— Start —

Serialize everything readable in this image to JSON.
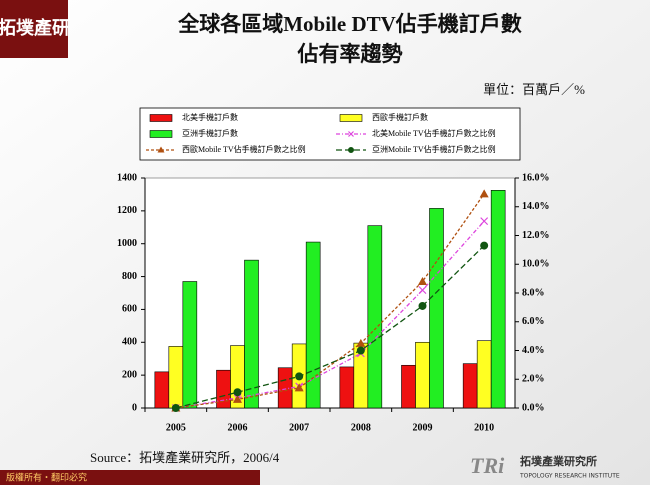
{
  "page": {
    "logo": "拓墣產研",
    "footer": "版權所有・翻印必究",
    "brand": "TRi",
    "brand_name": "拓墣產業研究所",
    "brand_english": "TOPOLOGY RESEARCH INSTITUTE"
  },
  "chart_data": {
    "type": "combo",
    "title": "全球各區域Mobile DTV佔手機訂戶數",
    "subtitle": "佔有率趨勢",
    "unit": "單位：百萬戶／%",
    "source": "Source：拓墣產業研究所，2006/4",
    "categories": [
      "2005",
      "2006",
      "2007",
      "2008",
      "2009",
      "2010"
    ],
    "ylim": [
      0,
      1400
    ],
    "yticks": [
      0,
      200,
      400,
      600,
      800,
      1000,
      1200,
      1400
    ],
    "y2lim": [
      0,
      16
    ],
    "y2ticks": [
      {
        "value": 0,
        "label": "0.0%"
      },
      {
        "value": 2,
        "label": "2.0%"
      },
      {
        "value": 4,
        "label": "4.0%"
      },
      {
        "value": 6,
        "label": "6.0%"
      },
      {
        "value": 8,
        "label": "8.0%"
      },
      {
        "value": 10,
        "label": "10.0%"
      },
      {
        "value": 12,
        "label": "12.0%"
      },
      {
        "value": 14,
        "label": "14.0%"
      },
      {
        "value": 16,
        "label": "16.0%"
      }
    ],
    "grid": false,
    "series": [
      {
        "name": "北美手機訂戶數",
        "type": "bar",
        "color": "#ee1111",
        "values": [
          220,
          230,
          245,
          250,
          260,
          270
        ]
      },
      {
        "name": "西歐手機訂戶數",
        "type": "bar",
        "color": "#ffff22",
        "values": [
          375,
          380,
          390,
          395,
          400,
          410
        ]
      },
      {
        "name": "亞洲手機訂戶數",
        "type": "bar",
        "color": "#22ee22",
        "values": [
          770,
          900,
          1010,
          1110,
          1215,
          1325
        ]
      },
      {
        "name": "北美Mobile TV佔手機訂戶數之比例",
        "type": "line",
        "axis": "y2",
        "color": "#dd44dd",
        "marker": "x",
        "dash": "4 2 1 2",
        "values": [
          0,
          0.7,
          1.5,
          3.8,
          8.2,
          13.0
        ]
      },
      {
        "name": "西歐Mobile TV佔手機訂戶數之比例",
        "type": "line",
        "axis": "y2",
        "color": "#b05010",
        "marker": "triangle",
        "dash": "3 2",
        "values": [
          0,
          0.6,
          1.4,
          4.5,
          8.8,
          14.9
        ]
      },
      {
        "name": "亞洲Mobile TV佔手機訂戶數之比例",
        "type": "line",
        "axis": "y2",
        "color": "#115511",
        "marker": "circle",
        "dash": "6 3",
        "values": [
          0,
          1.1,
          2.2,
          4.0,
          7.1,
          11.3
        ]
      }
    ]
  }
}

— End —

= TASK DESCRIPTION =
Across the material above, how many lines include the string "label"? Only the number is wanted.

= SOLVED PROBLEM =
9